[BEGIN DATASET ROWS]
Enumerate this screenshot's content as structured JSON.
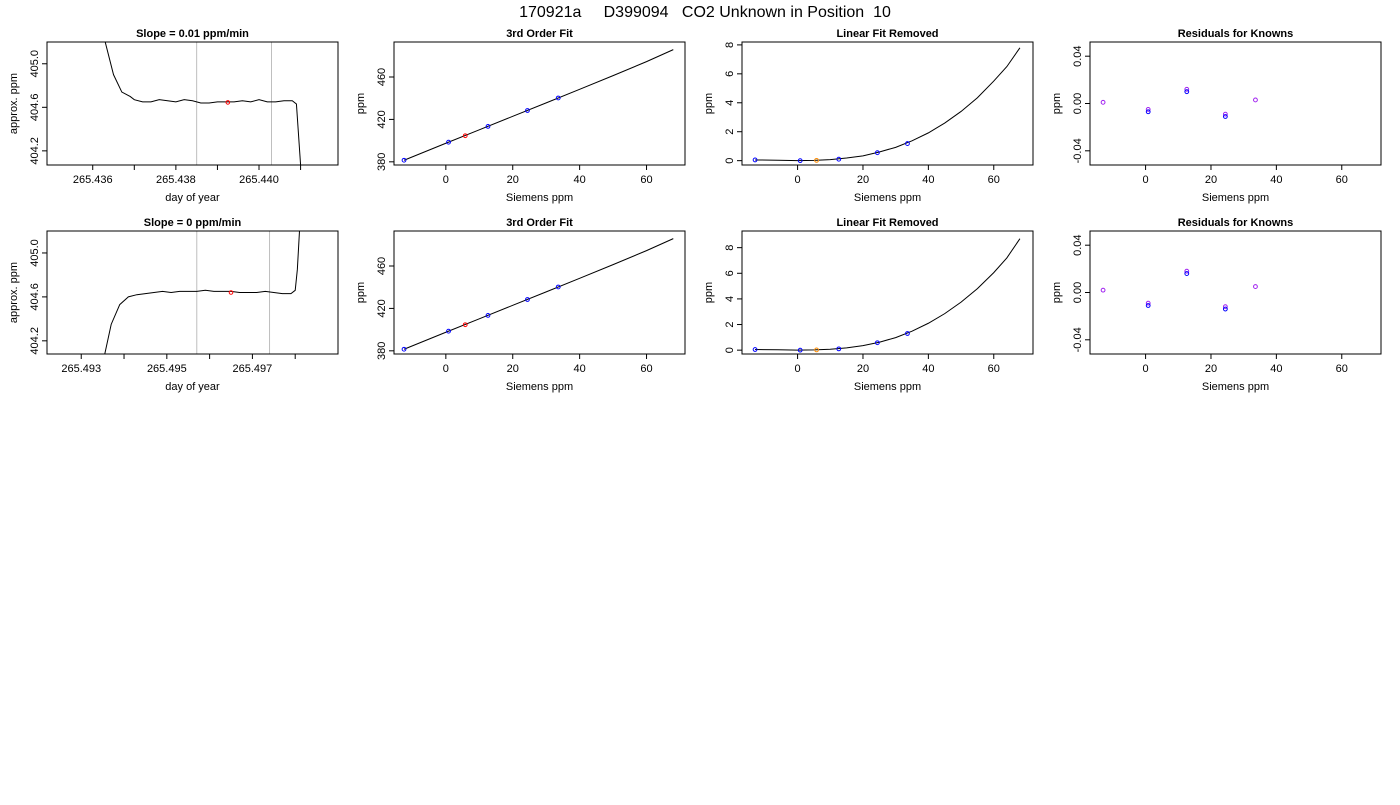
{
  "page_title": "170921a     D399094   CO2 Unknown in Position  10",
  "colors": {
    "trace": "#000000",
    "marker_red": "#ff0000",
    "marker_blue": "#0000ff",
    "marker_orange": "#ff8c00",
    "marker_purple": "#a020f0",
    "grid_line": "#bebebe"
  },
  "chart_data": [
    {
      "id": "r1c1",
      "type": "line",
      "title": "Slope =  0.01  ppm/min",
      "xlabel": "day of year",
      "ylabel": "approx. ppm",
      "xlim": [
        265.4349,
        265.4419
      ],
      "ylim": [
        404.07,
        405.2
      ],
      "xticks": [
        265.436,
        265.437,
        265.438,
        265.439,
        265.44,
        265.441
      ],
      "xticklabels": [
        "265.436",
        "",
        "265.438",
        "",
        "265.440",
        ""
      ],
      "yticks": [
        404.2,
        404.6,
        405.0
      ],
      "yticklabels": [
        "404.2",
        "404.6",
        "405.0"
      ],
      "vlines": [
        265.4385,
        265.4403
      ],
      "series": [
        {
          "x": [
            265.4363,
            265.4365,
            265.4367,
            265.4369,
            265.437,
            265.4372,
            265.4374,
            265.4376,
            265.4378,
            265.438,
            265.4382,
            265.4384,
            265.4386,
            265.4388,
            265.439,
            265.4392,
            265.4394,
            265.4396,
            265.4398,
            265.44,
            265.4402,
            265.4404,
            265.4406,
            265.4408,
            265.4409,
            265.441
          ],
          "y": [
            405.2,
            404.9,
            404.74,
            404.7,
            404.67,
            404.65,
            404.65,
            404.67,
            404.66,
            404.65,
            404.67,
            404.66,
            404.64,
            404.64,
            404.65,
            404.65,
            404.65,
            404.66,
            404.65,
            404.67,
            404.65,
            404.65,
            404.66,
            404.66,
            404.63,
            404.07
          ]
        }
      ],
      "markers": [
        {
          "x": 265.43925,
          "y": 404.645,
          "color": "red"
        }
      ]
    },
    {
      "id": "r1c2",
      "type": "scatter",
      "title": "3rd Order Fit",
      "xlabel": "Siemens ppm",
      "ylabel": "ppm",
      "xlim": [
        -15.5,
        71.5
      ],
      "ylim": [
        377,
        493
      ],
      "xticks": [
        0,
        20,
        40,
        60
      ],
      "xticklabels": [
        "0",
        "20",
        "40",
        "60"
      ],
      "yticks": [
        380,
        420,
        460
      ],
      "yticklabels": [
        "380",
        "420",
        "460"
      ],
      "curve": {
        "x": [
          -12.5,
          0,
          10,
          20,
          30,
          40,
          50,
          60,
          68
        ],
        "y": [
          381.5,
          397.5,
          410.2,
          422.9,
          435.6,
          448.4,
          461.3,
          474.5,
          485.8
        ]
      },
      "points": [
        {
          "x": -12.5,
          "y": 381.5,
          "color": "blue"
        },
        {
          "x": 0.8,
          "y": 398.5,
          "color": "blue"
        },
        {
          "x": 5.8,
          "y": 404.6,
          "color": "red"
        },
        {
          "x": 12.6,
          "y": 413.4,
          "color": "blue"
        },
        {
          "x": 24.4,
          "y": 428.4,
          "color": "blue"
        },
        {
          "x": 33.6,
          "y": 440.2,
          "color": "blue"
        }
      ]
    },
    {
      "id": "r1c3",
      "type": "scatter",
      "title": "Linear Fit Removed",
      "xlabel": "Siemens ppm",
      "ylabel": "ppm",
      "xlim": [
        -17,
        72
      ],
      "ylim": [
        -0.3,
        8.2
      ],
      "xticks": [
        0,
        20,
        40,
        60
      ],
      "xticklabels": [
        "0",
        "20",
        "40",
        "60"
      ],
      "yticks": [
        0,
        2,
        4,
        6,
        8
      ],
      "yticklabels": [
        "0",
        "2",
        "4",
        "6",
        "8"
      ],
      "curve": {
        "x": [
          -13,
          -6,
          0,
          5,
          10,
          15,
          20,
          25,
          30,
          35,
          40,
          45,
          50,
          55,
          60,
          64,
          68
        ],
        "y": [
          0.05,
          0.03,
          0.0,
          0.02,
          0.07,
          0.18,
          0.33,
          0.6,
          0.92,
          1.37,
          1.92,
          2.6,
          3.4,
          4.35,
          5.5,
          6.5,
          7.8
        ]
      },
      "points": [
        {
          "x": -13,
          "y": 0.05,
          "color": "blue"
        },
        {
          "x": 0.8,
          "y": 0.0,
          "color": "blue"
        },
        {
          "x": 5.8,
          "y": 0.02,
          "color": "orange"
        },
        {
          "x": 12.6,
          "y": 0.1,
          "color": "blue"
        },
        {
          "x": 24.4,
          "y": 0.55,
          "color": "blue"
        },
        {
          "x": 33.6,
          "y": 1.18,
          "color": "blue"
        }
      ]
    },
    {
      "id": "r1c4",
      "type": "scatter",
      "title": "Residuals for Knowns",
      "xlabel": "Siemens ppm",
      "ylabel": "ppm",
      "xlim": [
        -17,
        72
      ],
      "ylim": [
        -0.052,
        0.052
      ],
      "xticks": [
        0,
        20,
        40,
        60
      ],
      "xticklabels": [
        "0",
        "20",
        "40",
        "60"
      ],
      "yticks": [
        -0.04,
        0.0,
        0.04
      ],
      "yticklabels": [
        "-0.04",
        "0.00",
        "0.04"
      ],
      "points": [
        {
          "x": -13,
          "y": 0.001,
          "color": "purple"
        },
        {
          "x": 0.8,
          "y": -0.005,
          "color": "purple"
        },
        {
          "x": 0.8,
          "y": -0.007,
          "color": "blue"
        },
        {
          "x": 12.6,
          "y": 0.012,
          "color": "purple"
        },
        {
          "x": 12.6,
          "y": 0.01,
          "color": "blue"
        },
        {
          "x": 24.4,
          "y": -0.009,
          "color": "purple"
        },
        {
          "x": 24.4,
          "y": -0.011,
          "color": "blue"
        },
        {
          "x": 33.6,
          "y": 0.003,
          "color": "purple"
        }
      ]
    },
    {
      "id": "r2c1",
      "type": "line",
      "title": "Slope =  0  ppm/min",
      "xlabel": "day of year",
      "ylabel": "approx. ppm",
      "xlim": [
        265.4922,
        265.499
      ],
      "ylim": [
        404.08,
        405.2
      ],
      "xticks": [
        265.493,
        265.494,
        265.495,
        265.496,
        265.497,
        265.498
      ],
      "xticklabels": [
        "265.493",
        "",
        "265.495",
        "",
        "265.497",
        ""
      ],
      "yticks": [
        404.2,
        404.6,
        405.0
      ],
      "yticklabels": [
        "404.2",
        "404.6",
        "405.0"
      ],
      "vlines": [
        265.4957,
        265.4974
      ],
      "series": [
        {
          "x": [
            265.49355,
            265.4937,
            265.4939,
            265.4941,
            265.4943,
            265.4945,
            265.4947,
            265.4949,
            265.4951,
            265.4953,
            265.4955,
            265.4957,
            265.4959,
            265.4961,
            265.4963,
            265.4965,
            265.4967,
            265.4969,
            265.4971,
            265.4973,
            265.4975,
            265.4977,
            265.4979,
            265.498,
            265.49805,
            265.4981
          ],
          "y": [
            404.08,
            404.35,
            404.53,
            404.6,
            404.62,
            404.63,
            404.64,
            404.65,
            404.64,
            404.65,
            404.65,
            404.65,
            404.66,
            404.65,
            404.65,
            404.65,
            404.64,
            404.64,
            404.64,
            404.65,
            404.64,
            404.63,
            404.63,
            404.66,
            404.85,
            405.2
          ]
        }
      ],
      "markers": [
        {
          "x": 265.4965,
          "y": 404.64,
          "color": "red"
        }
      ]
    },
    {
      "id": "r2c2",
      "type": "scatter",
      "title": "3rd Order Fit",
      "xlabel": "Siemens ppm",
      "ylabel": "ppm",
      "xlim": [
        -15.5,
        71.5
      ],
      "ylim": [
        377,
        493
      ],
      "xticks": [
        0,
        20,
        40,
        60
      ],
      "xticklabels": [
        "0",
        "20",
        "40",
        "60"
      ],
      "yticks": [
        380,
        420,
        460
      ],
      "yticklabels": [
        "380",
        "420",
        "460"
      ],
      "curve": {
        "x": [
          -12.5,
          0,
          10,
          20,
          30,
          40,
          50,
          60,
          68
        ],
        "y": [
          381.5,
          397.5,
          410.2,
          422.9,
          435.6,
          448.4,
          461.3,
          474.5,
          485.8
        ]
      },
      "points": [
        {
          "x": -12.5,
          "y": 381.5,
          "color": "blue"
        },
        {
          "x": 0.8,
          "y": 398.5,
          "color": "blue"
        },
        {
          "x": 5.8,
          "y": 404.6,
          "color": "red"
        },
        {
          "x": 12.6,
          "y": 413.4,
          "color": "blue"
        },
        {
          "x": 24.4,
          "y": 428.4,
          "color": "blue"
        },
        {
          "x": 33.6,
          "y": 440.2,
          "color": "blue"
        }
      ]
    },
    {
      "id": "r2c3",
      "type": "scatter",
      "title": "Linear Fit Removed",
      "xlabel": "Siemens ppm",
      "ylabel": "ppm",
      "xlim": [
        -17,
        72
      ],
      "ylim": [
        -0.3,
        9.3
      ],
      "xticks": [
        0,
        20,
        40,
        60
      ],
      "xticklabels": [
        "0",
        "20",
        "40",
        "60"
      ],
      "yticks": [
        0,
        2,
        4,
        6,
        8
      ],
      "yticklabels": [
        "0",
        "2",
        "4",
        "6",
        "8"
      ],
      "curve": {
        "x": [
          -13,
          -6,
          0,
          5,
          10,
          15,
          20,
          25,
          30,
          35,
          40,
          45,
          50,
          55,
          60,
          64,
          68
        ],
        "y": [
          0.05,
          0.03,
          0.0,
          0.02,
          0.07,
          0.18,
          0.35,
          0.62,
          0.98,
          1.48,
          2.1,
          2.85,
          3.75,
          4.8,
          6.05,
          7.2,
          8.7
        ]
      },
      "points": [
        {
          "x": -13,
          "y": 0.05,
          "color": "blue"
        },
        {
          "x": 0.8,
          "y": 0.0,
          "color": "blue"
        },
        {
          "x": 5.8,
          "y": 0.02,
          "color": "orange"
        },
        {
          "x": 12.6,
          "y": 0.1,
          "color": "blue"
        },
        {
          "x": 24.4,
          "y": 0.58,
          "color": "blue"
        },
        {
          "x": 33.6,
          "y": 1.3,
          "color": "blue"
        }
      ]
    },
    {
      "id": "r2c4",
      "type": "scatter",
      "title": "Residuals for Knowns",
      "xlabel": "Siemens ppm",
      "ylabel": "ppm",
      "xlim": [
        -17,
        72
      ],
      "ylim": [
        -0.052,
        0.052
      ],
      "xticks": [
        0,
        20,
        40,
        60
      ],
      "xticklabels": [
        "0",
        "20",
        "40",
        "60"
      ],
      "yticks": [
        -0.04,
        0.0,
        0.04
      ],
      "yticklabels": [
        "-0.04",
        "0.00",
        "0.04"
      ],
      "points": [
        {
          "x": -13,
          "y": 0.002,
          "color": "purple"
        },
        {
          "x": 0.8,
          "y": -0.009,
          "color": "purple"
        },
        {
          "x": 0.8,
          "y": -0.011,
          "color": "blue"
        },
        {
          "x": 12.6,
          "y": 0.018,
          "color": "purple"
        },
        {
          "x": 12.6,
          "y": 0.016,
          "color": "blue"
        },
        {
          "x": 24.4,
          "y": -0.012,
          "color": "purple"
        },
        {
          "x": 24.4,
          "y": -0.014,
          "color": "blue"
        },
        {
          "x": 33.6,
          "y": 0.005,
          "color": "purple"
        }
      ]
    }
  ]
}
[END DATASET ROWS]
SHORT TASK: From the data, list each line in which the string "Slope" appears.

WRITTEN SOLUTION:
      "title": "Slope =  0.01  ppm/min",
      "title": "Slope =  0  ppm/min",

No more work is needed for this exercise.